The Catechism describes the sacraments as efficacious signs of grace, instituted by Christ and entrusted to the Church, by which divine life is dispensed to us.

They are not merely symbols.

They are signs that accomplish what they signify.

Water cleanses in Baptism.

Oil strengthens in Confirmation and Anointing.

Bread and wine become the Body and Blood of Christ.

The Church recognizes seven sacraments, discerned from apostolic Tradition:

  • Baptism
  • Confirmation
  • Eucharist
  • Penance (Reconciliation)
  • Anointing of the Sick
  • Holy Orders
  • Matrimony

Each was instituted by Christ in seed form and developed within the life of the Church under the guidance of the Holy Spirit.

The sacraments form what the Church calls the “sacramental economy” — the visible way God communicates invisible grace.

Through them, Christ continues His work.

B. Sacramental Grace

How do the sacraments work?

The Church teaches that they operate ex opere operato — “by the very fact of the action being performed.” This does not mean they work mechanically or magically. It means their power comes from Christ Himself, not from the personal holiness of the minister.

While the sacraments are objectively effective because Christ Himself acts in them, the fruit they bear in a person depends on that person’s disposition and openness to grace. God does not force transformation; He invites cooperation.

When the Church baptizes, Christ baptizes.

When the priest absolves, Christ forgives.

When the Eucharist is consecrated, Christ becomes present.

Each sacrament gives a grace proper to it.

Baptism incorporates us into Christ.

Confirmation strengthens us with the Spirit.

Reconciliation restores what sin has damaged.

Holy Orders configures a man to Christ the High Priest.

Matrimony sanctifies the covenant of husband and wife.

Sacramental grace heals, elevates, and conforms us to Christ.

It does not merely forgive sin — it transforms the soul.

The sacraments are not add-ons to Christian life. They are how divine life is communicated to us in a stable, embodied way.

And at the center of them all stands one sacrament in particular.

C. The Eucharist: Source and Summit

The Catechism states plainly:

“The Eucharist is the source and summit of the Christian life.” (CCC 1324)

Everything in the Church flows from it and leads back to it.

In the Eucharist, Christ is not symbolically present. He is truly, really, and substantially present — Body, Blood, Soul, and Divinity.

The Council of Trent used the word transubstantiation to explain this mystery: the substance of bread and wine is changed into the substance of Christ Himself, even though the appearances remain.

This teaching is not medieval invention. It rests on Christ’s own words:

“This is my body.”

“This is my blood.”

In John 6, Jesus speaks of giving His flesh to eat and His blood to drink — language so strong that many disciples left Him. He did not correct them by softening His claim.

▸ **Recorded information**
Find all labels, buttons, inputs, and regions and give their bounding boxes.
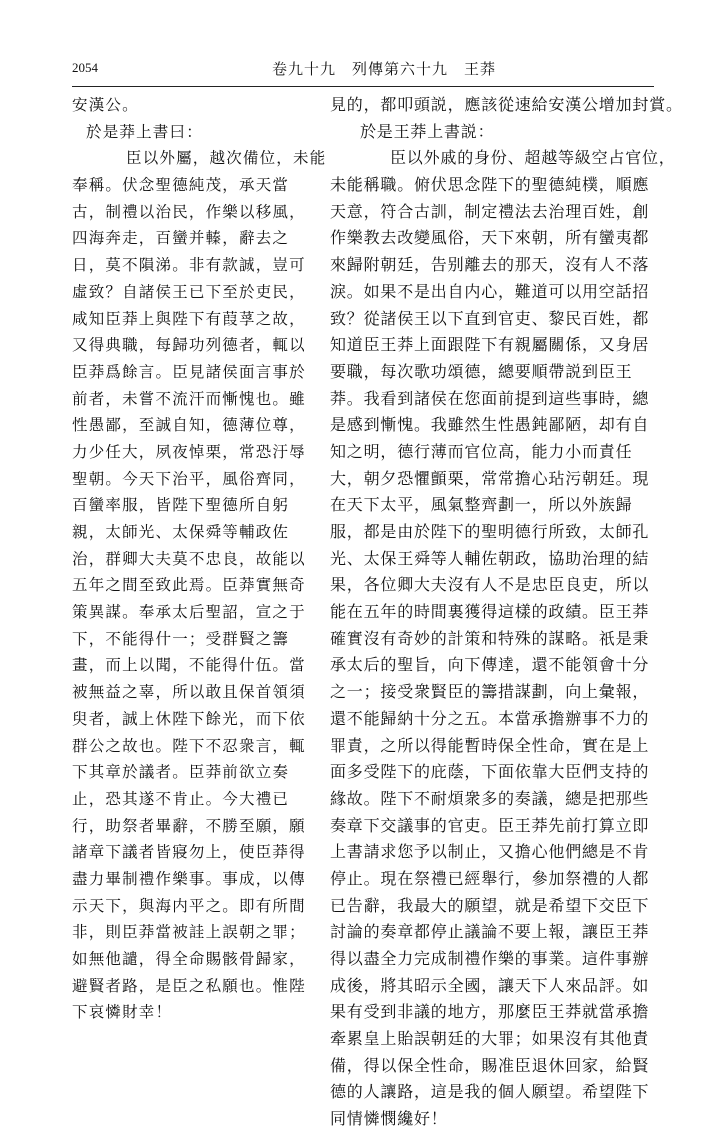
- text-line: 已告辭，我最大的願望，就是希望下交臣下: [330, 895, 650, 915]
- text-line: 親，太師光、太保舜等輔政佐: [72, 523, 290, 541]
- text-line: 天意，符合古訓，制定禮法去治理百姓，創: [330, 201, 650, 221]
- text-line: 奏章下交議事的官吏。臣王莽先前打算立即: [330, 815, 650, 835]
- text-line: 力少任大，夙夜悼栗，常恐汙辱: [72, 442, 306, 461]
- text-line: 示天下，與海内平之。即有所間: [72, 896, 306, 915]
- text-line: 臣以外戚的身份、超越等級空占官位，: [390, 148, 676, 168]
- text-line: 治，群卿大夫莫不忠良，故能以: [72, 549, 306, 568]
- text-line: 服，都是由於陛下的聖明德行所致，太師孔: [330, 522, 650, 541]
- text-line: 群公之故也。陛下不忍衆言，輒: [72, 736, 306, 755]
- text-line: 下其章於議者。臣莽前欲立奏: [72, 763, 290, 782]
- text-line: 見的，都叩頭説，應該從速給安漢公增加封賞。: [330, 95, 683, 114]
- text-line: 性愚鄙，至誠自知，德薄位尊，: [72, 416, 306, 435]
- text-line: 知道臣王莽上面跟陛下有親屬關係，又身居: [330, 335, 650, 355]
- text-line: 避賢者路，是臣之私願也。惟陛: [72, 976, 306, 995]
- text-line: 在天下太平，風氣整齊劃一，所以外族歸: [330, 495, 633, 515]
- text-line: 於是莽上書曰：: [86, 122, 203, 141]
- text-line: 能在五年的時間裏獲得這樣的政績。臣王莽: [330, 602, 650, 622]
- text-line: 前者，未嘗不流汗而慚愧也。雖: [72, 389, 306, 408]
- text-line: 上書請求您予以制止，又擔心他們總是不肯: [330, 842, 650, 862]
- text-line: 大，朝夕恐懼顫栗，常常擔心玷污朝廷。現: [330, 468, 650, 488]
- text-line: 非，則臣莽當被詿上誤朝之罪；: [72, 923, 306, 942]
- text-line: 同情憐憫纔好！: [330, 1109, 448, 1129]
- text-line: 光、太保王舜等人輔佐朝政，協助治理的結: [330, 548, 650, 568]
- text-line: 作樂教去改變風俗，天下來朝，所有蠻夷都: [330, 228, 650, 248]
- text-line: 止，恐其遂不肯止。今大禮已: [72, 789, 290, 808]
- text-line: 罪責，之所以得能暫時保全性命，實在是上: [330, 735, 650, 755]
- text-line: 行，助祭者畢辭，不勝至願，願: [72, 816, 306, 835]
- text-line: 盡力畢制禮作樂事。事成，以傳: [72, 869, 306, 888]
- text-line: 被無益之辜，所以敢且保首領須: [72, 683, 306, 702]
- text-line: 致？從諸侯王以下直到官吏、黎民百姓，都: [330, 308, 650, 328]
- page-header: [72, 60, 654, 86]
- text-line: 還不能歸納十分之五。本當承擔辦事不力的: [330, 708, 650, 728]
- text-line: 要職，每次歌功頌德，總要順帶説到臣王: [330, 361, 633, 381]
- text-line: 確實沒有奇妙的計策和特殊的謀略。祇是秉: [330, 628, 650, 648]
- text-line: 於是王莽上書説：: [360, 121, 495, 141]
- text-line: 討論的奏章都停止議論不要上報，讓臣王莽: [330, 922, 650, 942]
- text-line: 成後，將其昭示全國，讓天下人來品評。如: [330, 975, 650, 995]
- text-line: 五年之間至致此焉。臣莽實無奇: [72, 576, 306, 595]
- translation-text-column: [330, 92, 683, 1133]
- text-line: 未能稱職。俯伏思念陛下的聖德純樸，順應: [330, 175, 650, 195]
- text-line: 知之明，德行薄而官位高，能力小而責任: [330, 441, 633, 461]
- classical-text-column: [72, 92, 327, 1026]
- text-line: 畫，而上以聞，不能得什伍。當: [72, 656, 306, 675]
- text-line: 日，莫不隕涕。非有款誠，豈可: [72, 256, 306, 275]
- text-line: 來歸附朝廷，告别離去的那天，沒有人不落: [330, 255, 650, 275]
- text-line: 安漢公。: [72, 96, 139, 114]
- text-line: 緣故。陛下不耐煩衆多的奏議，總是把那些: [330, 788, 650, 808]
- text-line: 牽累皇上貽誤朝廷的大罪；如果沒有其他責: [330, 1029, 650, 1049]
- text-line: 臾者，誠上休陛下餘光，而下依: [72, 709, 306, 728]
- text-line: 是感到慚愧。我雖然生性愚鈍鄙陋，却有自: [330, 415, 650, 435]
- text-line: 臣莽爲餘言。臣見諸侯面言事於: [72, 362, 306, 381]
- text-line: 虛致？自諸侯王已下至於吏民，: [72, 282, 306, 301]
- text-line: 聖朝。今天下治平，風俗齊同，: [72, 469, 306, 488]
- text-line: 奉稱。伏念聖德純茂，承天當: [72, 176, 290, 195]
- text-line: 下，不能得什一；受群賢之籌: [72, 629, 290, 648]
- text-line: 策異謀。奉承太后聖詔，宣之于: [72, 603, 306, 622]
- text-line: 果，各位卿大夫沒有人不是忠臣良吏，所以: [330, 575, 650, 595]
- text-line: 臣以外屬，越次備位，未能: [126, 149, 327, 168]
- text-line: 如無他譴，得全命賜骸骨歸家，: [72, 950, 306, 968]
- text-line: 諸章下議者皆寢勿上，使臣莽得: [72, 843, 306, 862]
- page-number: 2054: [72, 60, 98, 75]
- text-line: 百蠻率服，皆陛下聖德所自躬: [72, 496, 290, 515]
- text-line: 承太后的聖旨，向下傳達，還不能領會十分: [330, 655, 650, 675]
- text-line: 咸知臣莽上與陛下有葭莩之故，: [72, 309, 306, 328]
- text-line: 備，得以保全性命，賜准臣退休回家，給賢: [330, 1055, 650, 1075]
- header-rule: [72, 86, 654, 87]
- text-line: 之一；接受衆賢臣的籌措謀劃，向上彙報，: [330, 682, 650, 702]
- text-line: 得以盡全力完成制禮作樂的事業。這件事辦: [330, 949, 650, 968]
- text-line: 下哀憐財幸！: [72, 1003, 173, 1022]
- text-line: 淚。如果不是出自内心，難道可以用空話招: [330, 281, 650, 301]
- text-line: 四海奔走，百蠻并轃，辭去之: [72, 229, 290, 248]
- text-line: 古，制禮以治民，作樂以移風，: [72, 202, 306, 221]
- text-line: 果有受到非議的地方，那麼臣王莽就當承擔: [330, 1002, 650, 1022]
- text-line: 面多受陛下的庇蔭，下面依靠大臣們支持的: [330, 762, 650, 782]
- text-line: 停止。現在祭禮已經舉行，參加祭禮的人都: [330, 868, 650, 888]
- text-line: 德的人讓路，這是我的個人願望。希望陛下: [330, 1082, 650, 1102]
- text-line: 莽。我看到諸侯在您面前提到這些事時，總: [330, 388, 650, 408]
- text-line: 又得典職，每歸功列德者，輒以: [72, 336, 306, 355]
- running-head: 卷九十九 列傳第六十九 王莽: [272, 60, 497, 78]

--

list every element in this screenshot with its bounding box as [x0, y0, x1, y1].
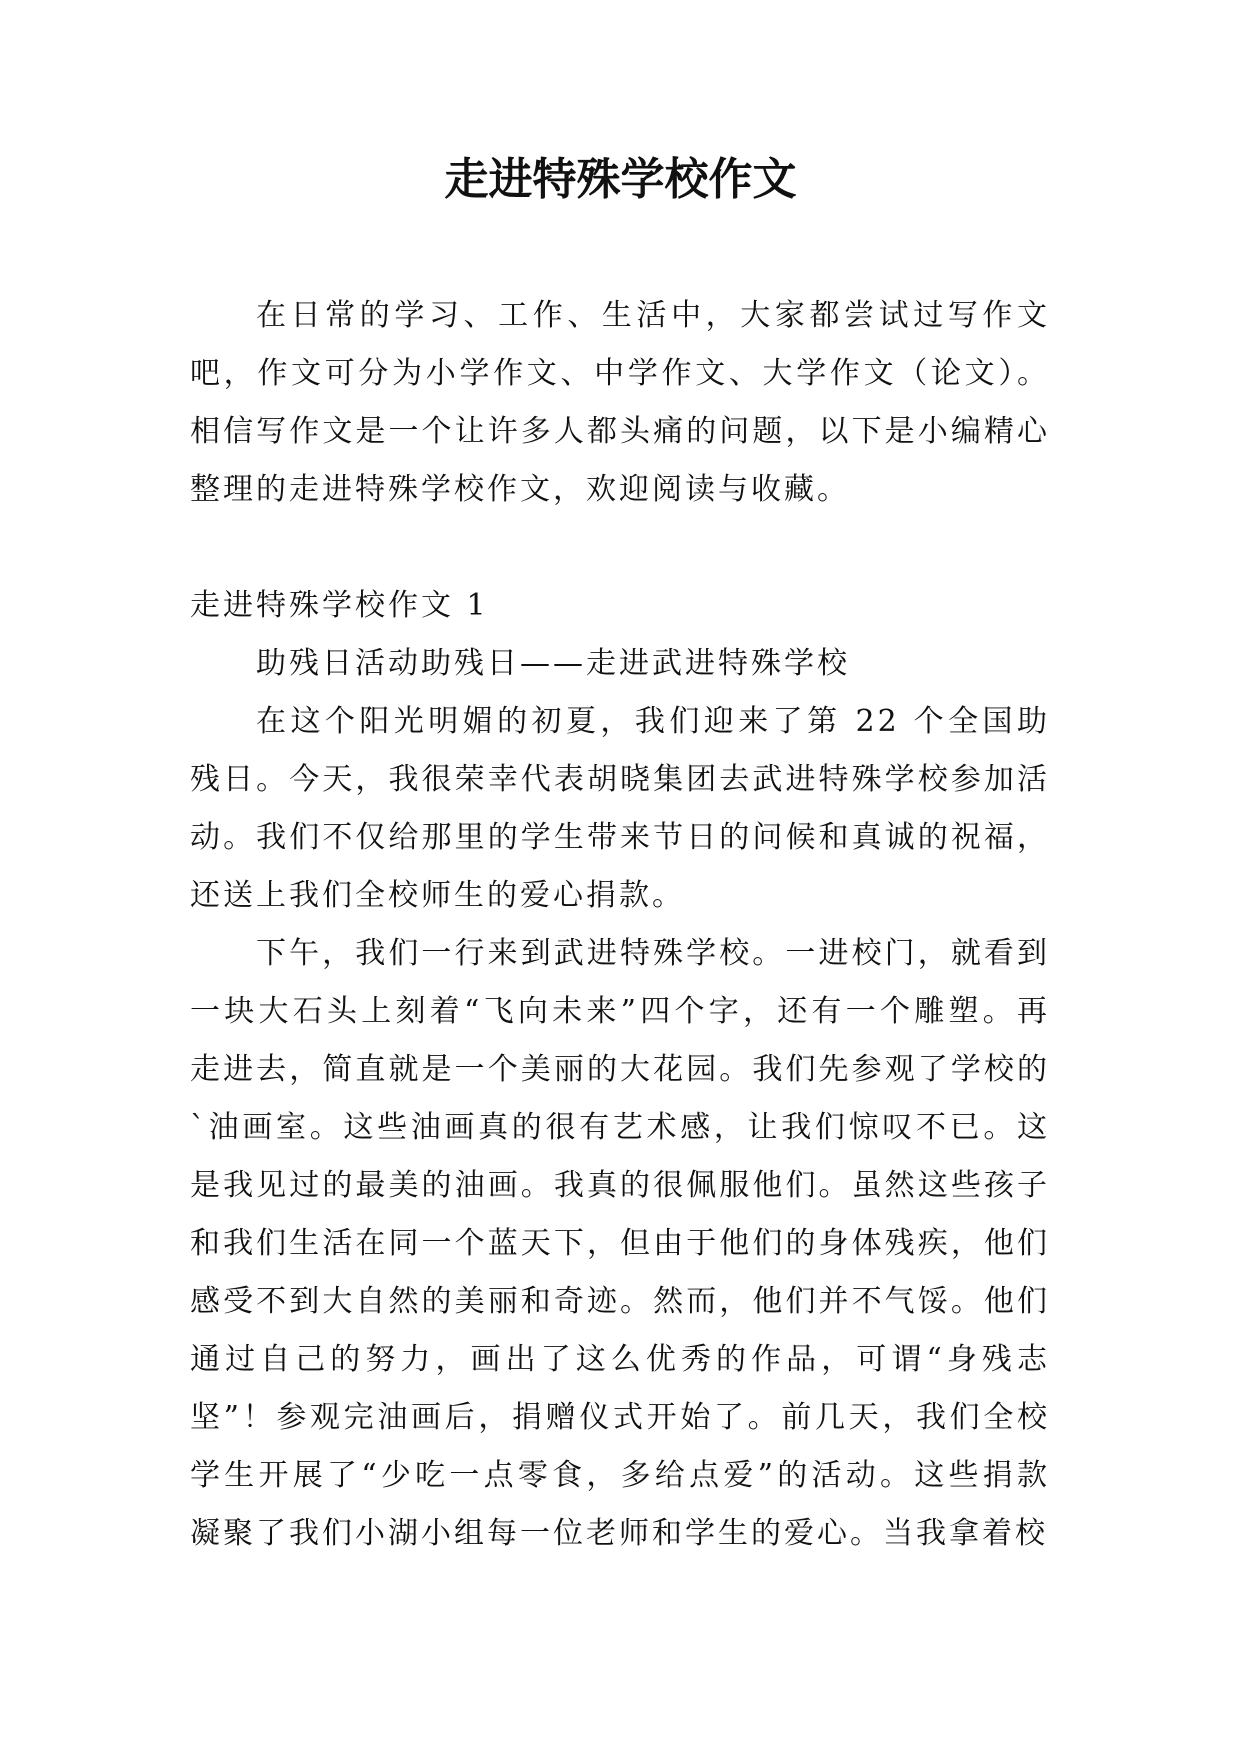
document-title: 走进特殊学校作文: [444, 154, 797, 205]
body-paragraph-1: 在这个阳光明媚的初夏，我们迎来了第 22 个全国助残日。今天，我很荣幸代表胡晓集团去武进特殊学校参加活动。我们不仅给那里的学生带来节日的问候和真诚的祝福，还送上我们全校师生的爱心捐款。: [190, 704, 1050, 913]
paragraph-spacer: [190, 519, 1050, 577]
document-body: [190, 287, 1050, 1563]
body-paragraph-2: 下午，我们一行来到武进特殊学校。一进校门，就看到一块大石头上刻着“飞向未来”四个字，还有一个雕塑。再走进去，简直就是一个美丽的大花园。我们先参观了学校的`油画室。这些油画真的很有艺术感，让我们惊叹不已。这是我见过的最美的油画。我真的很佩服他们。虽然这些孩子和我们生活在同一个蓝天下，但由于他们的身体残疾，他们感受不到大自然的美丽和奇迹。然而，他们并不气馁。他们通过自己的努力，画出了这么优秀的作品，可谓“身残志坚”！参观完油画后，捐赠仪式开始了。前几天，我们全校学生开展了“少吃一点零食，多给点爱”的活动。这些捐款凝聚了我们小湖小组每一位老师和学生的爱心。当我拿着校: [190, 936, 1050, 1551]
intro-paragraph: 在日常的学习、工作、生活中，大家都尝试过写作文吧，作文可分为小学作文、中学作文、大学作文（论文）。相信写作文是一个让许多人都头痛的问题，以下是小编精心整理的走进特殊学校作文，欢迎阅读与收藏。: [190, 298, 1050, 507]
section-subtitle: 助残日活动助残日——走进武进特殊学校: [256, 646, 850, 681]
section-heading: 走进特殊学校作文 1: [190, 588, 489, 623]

▸ **Stated task 1**
Using the text on the sacraments, answer each question in one line: (a) How many sacraments does the Church recognize? (b) What Latin phrase does the Church use to say how the sacraments operate, and what does it mean? (c) Which council used the word "transubstantiation"?
▸ **Stated task 2**
Shorten the paragraph of the text on the sacraments that begins "The Church teaches that they operate ex opere operato", keeping its main facts.

▸ **Written response 1**
(a) Seven.
(b) Ex opere operato, meaning "by the very fact of the action being performed."
(c) The Council of Trent.

▸ **Written response 2**
The Church teaches that the sacraments work ex opere operato ("by the very fact of the action being performed"). This is not mechanical or magical. Their power comes from Christ Himself, not from the minister's personal holiness.